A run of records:
:::

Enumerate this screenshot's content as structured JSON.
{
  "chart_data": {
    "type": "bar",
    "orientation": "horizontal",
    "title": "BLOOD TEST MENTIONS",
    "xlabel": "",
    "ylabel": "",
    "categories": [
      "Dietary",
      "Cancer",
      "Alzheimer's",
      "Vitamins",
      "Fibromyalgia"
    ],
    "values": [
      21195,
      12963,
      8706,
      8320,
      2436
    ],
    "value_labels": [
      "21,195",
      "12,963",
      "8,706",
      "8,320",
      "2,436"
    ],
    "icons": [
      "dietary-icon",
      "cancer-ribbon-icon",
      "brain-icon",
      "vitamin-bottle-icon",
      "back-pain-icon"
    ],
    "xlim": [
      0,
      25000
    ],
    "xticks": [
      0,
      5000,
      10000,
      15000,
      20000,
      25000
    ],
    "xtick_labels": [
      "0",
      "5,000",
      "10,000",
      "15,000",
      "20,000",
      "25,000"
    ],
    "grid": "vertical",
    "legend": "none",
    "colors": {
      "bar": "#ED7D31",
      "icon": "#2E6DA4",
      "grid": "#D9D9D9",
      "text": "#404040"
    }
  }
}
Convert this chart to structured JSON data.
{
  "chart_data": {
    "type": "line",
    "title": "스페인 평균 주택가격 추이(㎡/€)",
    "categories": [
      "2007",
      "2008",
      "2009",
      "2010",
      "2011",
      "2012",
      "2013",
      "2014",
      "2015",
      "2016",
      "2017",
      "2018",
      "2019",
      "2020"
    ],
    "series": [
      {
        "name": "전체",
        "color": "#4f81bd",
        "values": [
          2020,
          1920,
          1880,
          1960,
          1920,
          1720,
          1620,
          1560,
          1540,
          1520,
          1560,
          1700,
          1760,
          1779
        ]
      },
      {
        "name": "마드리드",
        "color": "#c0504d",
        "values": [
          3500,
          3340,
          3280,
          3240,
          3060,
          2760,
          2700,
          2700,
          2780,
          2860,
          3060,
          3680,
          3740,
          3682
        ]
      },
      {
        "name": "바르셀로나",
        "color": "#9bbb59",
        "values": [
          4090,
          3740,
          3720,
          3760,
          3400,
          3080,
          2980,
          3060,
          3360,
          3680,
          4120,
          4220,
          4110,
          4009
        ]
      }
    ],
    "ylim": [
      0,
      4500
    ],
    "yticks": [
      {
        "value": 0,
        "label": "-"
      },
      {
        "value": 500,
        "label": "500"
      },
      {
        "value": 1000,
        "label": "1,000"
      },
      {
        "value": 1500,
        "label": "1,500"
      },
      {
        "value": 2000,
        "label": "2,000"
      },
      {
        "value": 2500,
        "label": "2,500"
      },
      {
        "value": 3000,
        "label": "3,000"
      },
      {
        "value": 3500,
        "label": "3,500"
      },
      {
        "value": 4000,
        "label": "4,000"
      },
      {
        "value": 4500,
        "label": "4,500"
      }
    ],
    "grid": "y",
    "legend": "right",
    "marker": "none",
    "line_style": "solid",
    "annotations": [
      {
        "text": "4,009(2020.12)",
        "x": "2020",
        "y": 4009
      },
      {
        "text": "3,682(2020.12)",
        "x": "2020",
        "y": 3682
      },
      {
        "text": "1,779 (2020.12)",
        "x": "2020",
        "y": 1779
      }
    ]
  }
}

:::

Recopy the entries above exactly, with every line included.

Enumerate this screenshot's content as structured JSON.
{
  "chart_data": {
    "type": "bar",
    "orientation": "horizontal",
    "title": "BLOOD TEST MENTIONS",
    "xlabel": "",
    "ylabel": "",
    "categories": [
      "Dietary",
      "Cancer",
      "Alzheimer's",
      "Vitamins",
      "Fibromyalgia"
    ],
    "values": [
      21195,
      12963,
      8706,
      8320,
      2436
    ],
    "value_labels": [
      "21,195",
      "12,963",
      "8,706",
      "8,320",
      "2,436"
    ],
    "icons": [
      "dietary-icon",
      "cancer-ribbon-icon",
      "brain-icon",
      "vitamin-bottle-icon",
      "back-pain-icon"
    ],
    "xlim": [
      0,
      25000
    ],
    "xticks": [
      0,
      5000,
      10000,
      15000,
      20000,
      25000
    ],
    "xtick_labels": [
      "0",
      "5,000",
      "10,000",
      "15,000",
      "20,000",
      "25,000"
    ],
    "grid": "vertical",
    "legend": "none",
    "colors": {
      "bar": "#ED7D31",
      "icon": "#2E6DA4",
      "grid": "#D9D9D9",
      "text": "#404040"
    }
  }
}
Convert this chart to structured JSON data.
{
  "chart_data": {
    "type": "line",
    "title": "스페인 평균 주택가격 추이(㎡/€)",
    "categories": [
      "2007",
      "2008",
      "2009",
      "2010",
      "2011",
      "2012",
      "2013",
      "2014",
      "2015",
      "2016",
      "2017",
      "2018",
      "2019",
      "2020"
    ],
    "series": [
      {
        "name": "전체",
        "color": "#4f81bd",
        "values": [
          2020,
          1920,
          1880,
          1960,
          1920,
          1720,
          1620,
          1560,
          1540,
          1520,
          1560,
          1700,
          1760,
          1779
        ]
      },
      {
        "name": "마드리드",
        "color": "#c0504d",
        "values": [
          3500,
          3340,
          3280,
          3240,
          3060,
          2760,
          2700,
          2700,
          2780,
          2860,
          3060,
          3680,
          3740,
          3682
        ]
      },
      {
        "name": "바르셀로나",
        "color": "#9bbb59",
        "values": [
          4090,
          3740,
          3720,
          3760,
          3400,
          3080,
          2980,
          3060,
          3360,
          3680,
          4120,
          4220,
          4110,
          4009
        ]
      }
    ],
    "ylim": [
      0,
      4500
    ],
    "yticks": [
      {
        "value": 0,
        "label": "-"
      },
      {
        "value": 500,
        "label": "500"
      },
      {
        "value": 1000,
        "label": "1,000"
      },
      {
        "value": 1500,
        "label": "1,500"
      },
      {
        "value": 2000,
        "label": "2,000"
      },
      {
        "value": 2500,
        "label": "2,500"
      },
      {
        "value": 3000,
        "label": "3,000"
      },
      {
        "value": 3500,
        "label": "3,500"
      },
      {
        "value": 4000,
        "label": "4,000"
      },
      {
        "value": 4500,
        "label": "4,500"
      }
    ],
    "grid": "y",
    "legend": "right",
    "marker": "none",
    "line_style": "solid",
    "annotations": [
      {
        "text": "4,009(2020.12)",
        "x": "2020",
        "y": 4009
      },
      {
        "text": "3,682(2020.12)",
        "x": "2020",
        "y": 3682
      },
      {
        "text": "1,779 (2020.12)",
        "x": "2020",
        "y": 1779
      }
    ]
  }
}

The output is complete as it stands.